[PROBLEM]
Copy every record below exactly as written, but leave out the pictures.

Items from a data source
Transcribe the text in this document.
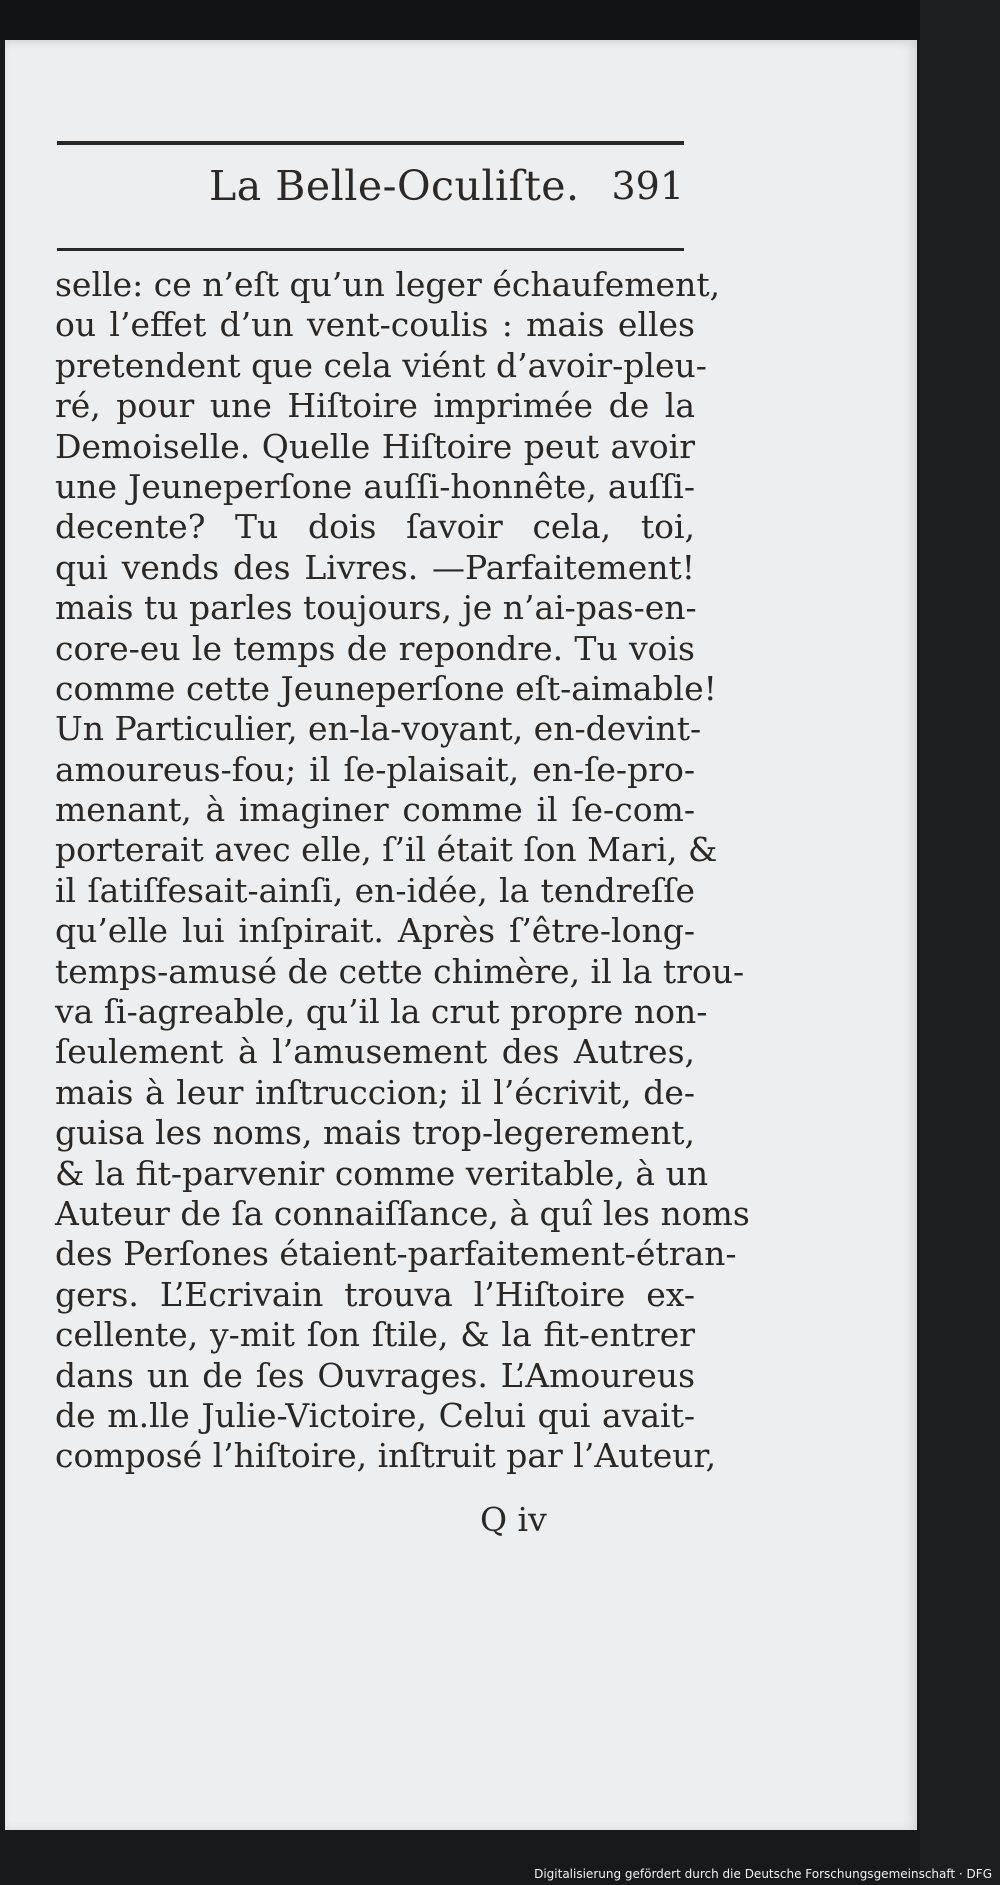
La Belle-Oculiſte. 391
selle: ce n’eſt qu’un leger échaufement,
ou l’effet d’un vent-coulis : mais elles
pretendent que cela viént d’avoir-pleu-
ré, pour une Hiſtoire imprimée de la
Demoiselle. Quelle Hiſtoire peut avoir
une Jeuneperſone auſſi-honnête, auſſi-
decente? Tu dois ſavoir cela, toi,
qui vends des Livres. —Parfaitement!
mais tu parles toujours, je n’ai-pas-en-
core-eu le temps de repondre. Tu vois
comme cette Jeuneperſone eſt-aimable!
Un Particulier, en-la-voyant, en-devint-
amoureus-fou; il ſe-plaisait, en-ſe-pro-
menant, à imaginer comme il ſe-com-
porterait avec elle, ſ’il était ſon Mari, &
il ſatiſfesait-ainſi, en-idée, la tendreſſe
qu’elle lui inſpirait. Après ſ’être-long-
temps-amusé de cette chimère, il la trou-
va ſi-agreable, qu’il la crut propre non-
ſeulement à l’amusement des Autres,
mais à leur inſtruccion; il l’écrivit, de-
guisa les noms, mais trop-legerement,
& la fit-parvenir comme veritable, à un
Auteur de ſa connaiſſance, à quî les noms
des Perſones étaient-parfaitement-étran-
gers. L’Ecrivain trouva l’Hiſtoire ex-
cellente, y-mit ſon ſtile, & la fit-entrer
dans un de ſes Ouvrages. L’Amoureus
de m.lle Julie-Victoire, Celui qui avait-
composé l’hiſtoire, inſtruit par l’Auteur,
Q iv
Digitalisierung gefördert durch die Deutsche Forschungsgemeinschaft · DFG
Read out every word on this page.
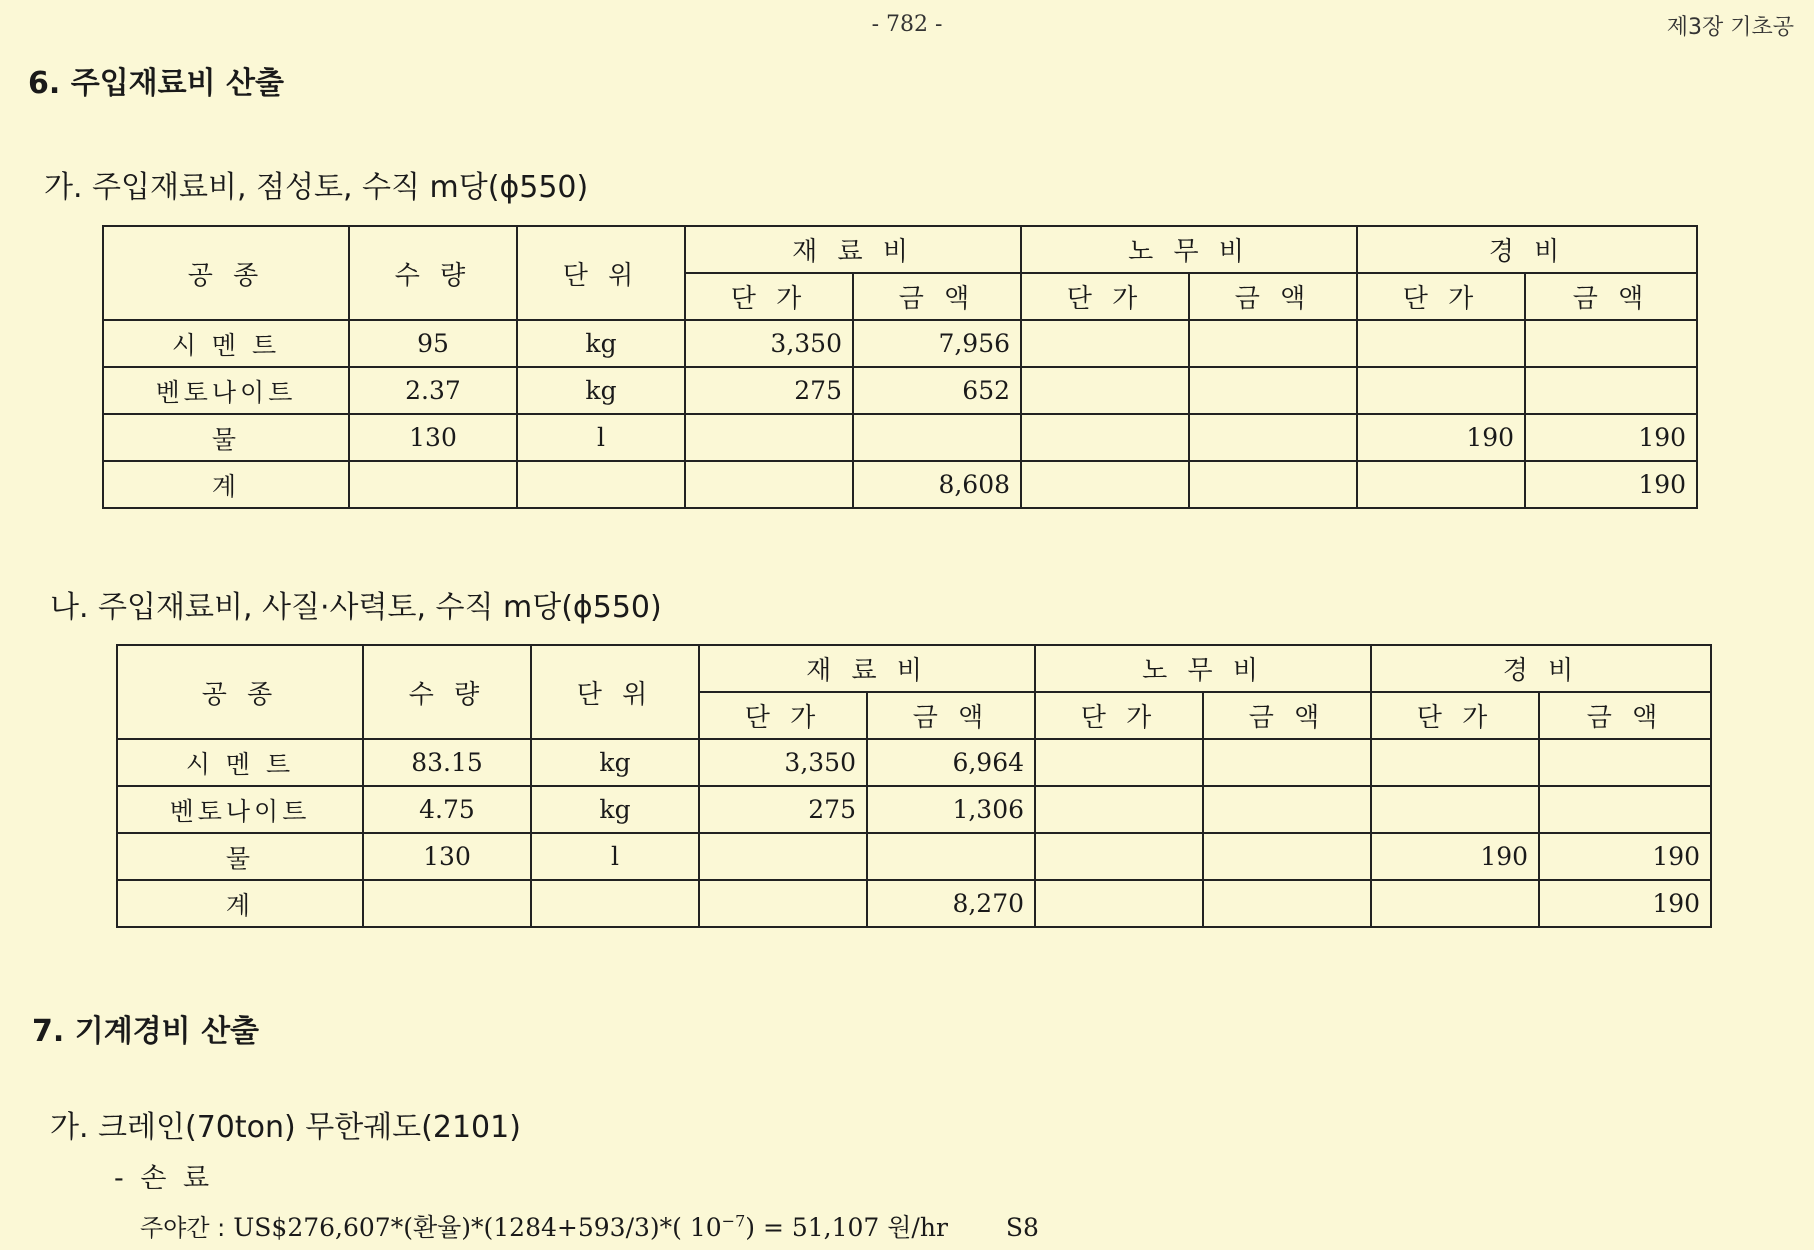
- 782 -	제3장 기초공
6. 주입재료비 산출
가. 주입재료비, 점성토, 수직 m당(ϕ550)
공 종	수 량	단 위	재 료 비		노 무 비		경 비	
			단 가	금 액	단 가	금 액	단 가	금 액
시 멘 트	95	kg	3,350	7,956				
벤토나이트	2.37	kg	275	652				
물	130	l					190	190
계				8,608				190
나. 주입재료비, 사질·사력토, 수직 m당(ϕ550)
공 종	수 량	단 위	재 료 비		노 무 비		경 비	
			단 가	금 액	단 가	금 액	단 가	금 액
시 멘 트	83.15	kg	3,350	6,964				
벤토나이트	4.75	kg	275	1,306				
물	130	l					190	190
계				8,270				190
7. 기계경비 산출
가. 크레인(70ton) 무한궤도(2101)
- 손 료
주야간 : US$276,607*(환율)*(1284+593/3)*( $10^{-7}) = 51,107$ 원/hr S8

[RESPONSE]
Transcribe the text in this document.
La Belle-Oculiſte. 391
selle: ce n’eſt qu’un leger échaufement,
ou l’effet d’un vent-coulis : mais elles
pretendent que cela viént d’avoir-pleu-
ré, pour une Hiſtoire imprimée de la
Demoiselle. Quelle Hiſtoire peut avoir
une Jeuneperſone auſſi-honnête, auſſi-
decente? Tu dois ſavoir cela, toi,
qui vends des Livres. —Parfaitement!
mais tu parles toujours, je n’ai-pas-en-
core-eu le temps de repondre. Tu vois
comme cette Jeuneperſone eſt-aimable!
Un Particulier, en-la-voyant, en-devint-
amoureus-fou; il ſe-plaisait, en-ſe-pro-
menant, à imaginer comme il ſe-com-
porterait avec elle, ſ’il était ſon Mari, &
il ſatiſfesait-ainſi, en-idée, la tendreſſe
qu’elle lui inſpirait. Après ſ’être-long-
temps-amusé de cette chimère, il la trou-
va ſi-agreable, qu’il la crut propre non-
ſeulement à l’amusement des Autres,
mais à leur inſtruccion; il l’écrivit, de-
guisa les noms, mais trop-legerement,
& la fit-parvenir comme veritable, à un
Auteur de ſa connaiſſance, à quî les noms
des Perſones étaient-parfaitement-étran-
gers. L’Ecrivain trouva l’Hiſtoire ex-
cellente, y-mit ſon ſtile, & la fit-entrer
dans un de ſes Ouvrages. L’Amoureus
de m.lle Julie-Victoire, Celui qui avait-
composé l’hiſtoire, inſtruit par l’Auteur,
Q iv
Digitalisierung gefördert durch die Deutsche Forschungsgemeinschaft · DFG
Read out every word on this page.
- 782 -	제3장 기초공
6. 주입재료비 산출
가. 주입재료비, 점성토, 수직 m당(ϕ550)
공 종	수 량	단 위	재 료 비		노 무 비		경 비	
			단 가	금 액	단 가	금 액	단 가	금 액
시 멘 트	95	kg	3,350	7,956				
벤토나이트	2.37	kg	275	652				
물	130	l					190	190
계				8,608				190
나. 주입재료비, 사질·사력토, 수직 m당(ϕ550)
공 종	수 량	단 위	재 료 비		노 무 비		경 비	
			단 가	금 액	단 가	금 액	단 가	금 액
시 멘 트	83.15	kg	3,350	6,964				
벤토나이트	4.75	kg	275	1,306				
물	130	l					190	190
계				8,270				190
7. 기계경비 산출
가. 크레인(70ton) 무한궤도(2101)
- 손 료
주야간 : US$276,607*(환율)*(1284+593/3)*( $10^{-7}) = 51,107$ 원/hr S8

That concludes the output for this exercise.